*** MATERIAL PROVIDED

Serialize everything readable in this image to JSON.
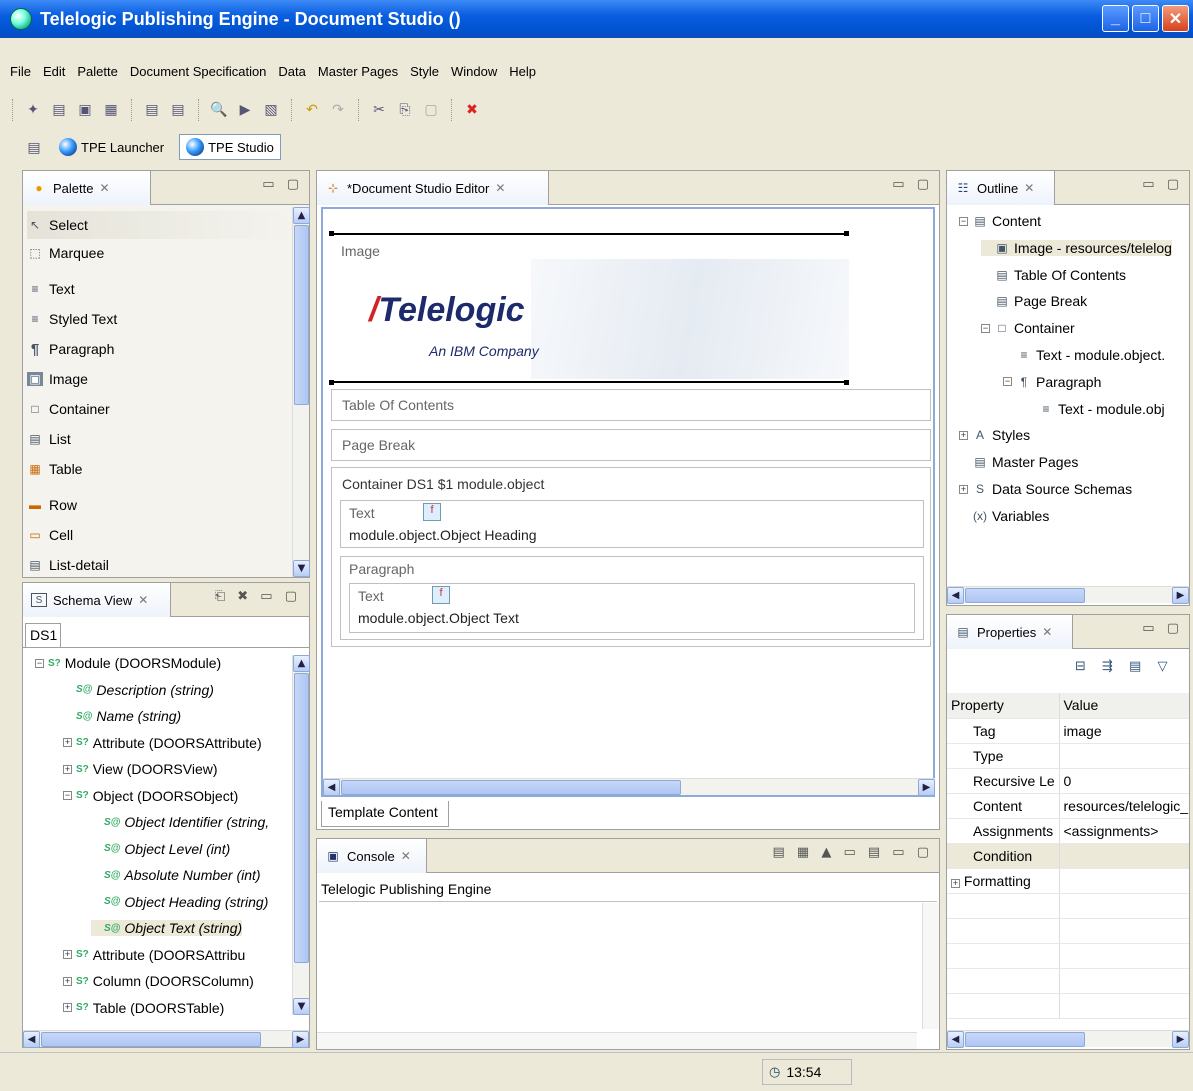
{
  "window": {
    "title": "Telelogic Publishing Engine - Document Studio ()"
  },
  "menu": [
    "File",
    "Edit",
    "Palette",
    "Document Specification",
    "Data",
    "Master Pages",
    "Style",
    "Window",
    "Help"
  ],
  "perspectives": {
    "launcher": "TPE Launcher",
    "studio": "TPE Studio"
  },
  "palette": {
    "title": "Palette",
    "items": [
      "Select",
      "Marquee",
      "Text",
      "Styled Text",
      "Paragraph",
      "Image",
      "Container",
      "List",
      "Table",
      "Row",
      "Cell",
      "List-detail"
    ]
  },
  "schema": {
    "title": "Schema View",
    "source": "DS1",
    "tree": [
      {
        "label": "Module (DOORSModule)",
        "italic": false
      },
      {
        "label": "Description (string)",
        "italic": true
      },
      {
        "label": "Name (string)",
        "italic": true
      },
      {
        "label": "Attribute (DOORSAttribute)",
        "italic": false
      },
      {
        "label": "View (DOORSView)",
        "italic": false
      },
      {
        "label": "Object (DOORSObject)",
        "italic": false
      },
      {
        "label": "Object Identifier (string,",
        "italic": true
      },
      {
        "label": "Object Level (int)",
        "italic": true
      },
      {
        "label": "Absolute Number (int)",
        "italic": true
      },
      {
        "label": "Object Heading (string)",
        "italic": true
      },
      {
        "label": "Object Text (string)",
        "italic": true
      },
      {
        "label": "Attribute (DOORSAttribu",
        "italic": false
      },
      {
        "label": "Column (DOORSColumn)",
        "italic": false
      },
      {
        "label": "Table (DOORSTable)",
        "italic": false
      }
    ]
  },
  "editor": {
    "title": "*Document Studio Editor",
    "image_label": "Image",
    "logo_text": "Telelogic",
    "logo_sub": "An IBM Company",
    "toc": "Table Of Contents",
    "page_break": "Page Break",
    "container": "Container DS1   $1   module.object",
    "text1_label": "Text",
    "text1_value": "module.object.Object Heading",
    "paragraph": "Paragraph",
    "text2_label": "Text",
    "text2_value": "module.object.Object Text",
    "bottom_tab": "Template Content"
  },
  "console": {
    "title": "Console",
    "header": "Telelogic Publishing Engine"
  },
  "outline": {
    "title": "Outline",
    "tree": [
      "Content",
      "Image - resources/telelog",
      "Table Of Contents",
      "Page Break",
      "Container",
      "Text - module.object.",
      "Paragraph",
      "Text - module.obj",
      "Styles",
      "Master Pages",
      "Data Source Schemas",
      "Variables"
    ]
  },
  "properties": {
    "title": "Properties",
    "columns": [
      "Property",
      "Value"
    ],
    "rows": [
      [
        "Tag",
        "image"
      ],
      [
        "Type",
        ""
      ],
      [
        "Recursive Le",
        "0"
      ],
      [
        "Content",
        "resources/telelogic_"
      ],
      [
        "Assignments",
        "<assignments>"
      ],
      [
        "Condition",
        ""
      ],
      [
        "Formatting",
        ""
      ]
    ]
  },
  "status": {
    "time": "13:54"
  }
}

******

Leave the pictures out and write out every entry exactly as given.

Serialize everything readable in this image to JSON.
{
  "window": {
    "title": "Telelogic Publishing Engine - Document Studio ()"
  },
  "menu": [
    "File",
    "Edit",
    "Palette",
    "Document Specification",
    "Data",
    "Master Pages",
    "Style",
    "Window",
    "Help"
  ],
  "perspectives": {
    "launcher": "TPE Launcher",
    "studio": "TPE Studio"
  },
  "palette": {
    "title": "Palette",
    "items": [
      "Select",
      "Marquee",
      "Text",
      "Styled Text",
      "Paragraph",
      "Image",
      "Container",
      "List",
      "Table",
      "Row",
      "Cell",
      "List-detail"
    ]
  },
  "schema": {
    "title": "Schema View",
    "source": "DS1",
    "tree": [
      {
        "label": "Module (DOORSModule)",
        "italic": false
      },
      {
        "label": "Description (string)",
        "italic": true
      },
      {
        "label": "Name (string)",
        "italic": true
      },
      {
        "label": "Attribute (DOORSAttribute)",
        "italic": false
      },
      {
        "label": "View (DOORSView)",
        "italic": false
      },
      {
        "label": "Object (DOORSObject)",
        "italic": false
      },
      {
        "label": "Object Identifier (string,",
        "italic": true
      },
      {
        "label": "Object Level (int)",
        "italic": true
      },
      {
        "label": "Absolute Number (int)",
        "italic": true
      },
      {
        "label": "Object Heading (string)",
        "italic": true
      },
      {
        "label": "Object Text (string)",
        "italic": true
      },
      {
        "label": "Attribute (DOORSAttribu",
        "italic": false
      },
      {
        "label": "Column (DOORSColumn)",
        "italic": false
      },
      {
        "label": "Table (DOORSTable)",
        "italic": false
      }
    ]
  },
  "editor": {
    "title": "*Document Studio Editor",
    "image_label": "Image",
    "logo_text": "Telelogic",
    "logo_sub": "An IBM Company",
    "toc": "Table Of Contents",
    "page_break": "Page Break",
    "container": "Container DS1   $1   module.object",
    "text1_label": "Text",
    "text1_value": "module.object.Object Heading",
    "paragraph": "Paragraph",
    "text2_label": "Text",
    "text2_value": "module.object.Object Text",
    "bottom_tab": "Template Content"
  },
  "console": {
    "title": "Console",
    "header": "Telelogic Publishing Engine"
  },
  "outline": {
    "title": "Outline",
    "tree": [
      "Content",
      "Image - resources/telelog",
      "Table Of Contents",
      "Page Break",
      "Container",
      "Text - module.object.",
      "Paragraph",
      "Text - module.obj",
      "Styles",
      "Master Pages",
      "Data Source Schemas",
      "Variables"
    ]
  },
  "properties": {
    "title": "Properties",
    "columns": [
      "Property",
      "Value"
    ],
    "rows": [
      [
        "Tag",
        "image"
      ],
      [
        "Type",
        ""
      ],
      [
        "Recursive Le",
        "0"
      ],
      [
        "Content",
        "resources/telelogic_"
      ],
      [
        "Assignments",
        "<assignments>"
      ],
      [
        "Condition",
        ""
      ],
      [
        "Formatting",
        ""
      ]
    ]
  },
  "status": {
    "time": "13:54"
  }
}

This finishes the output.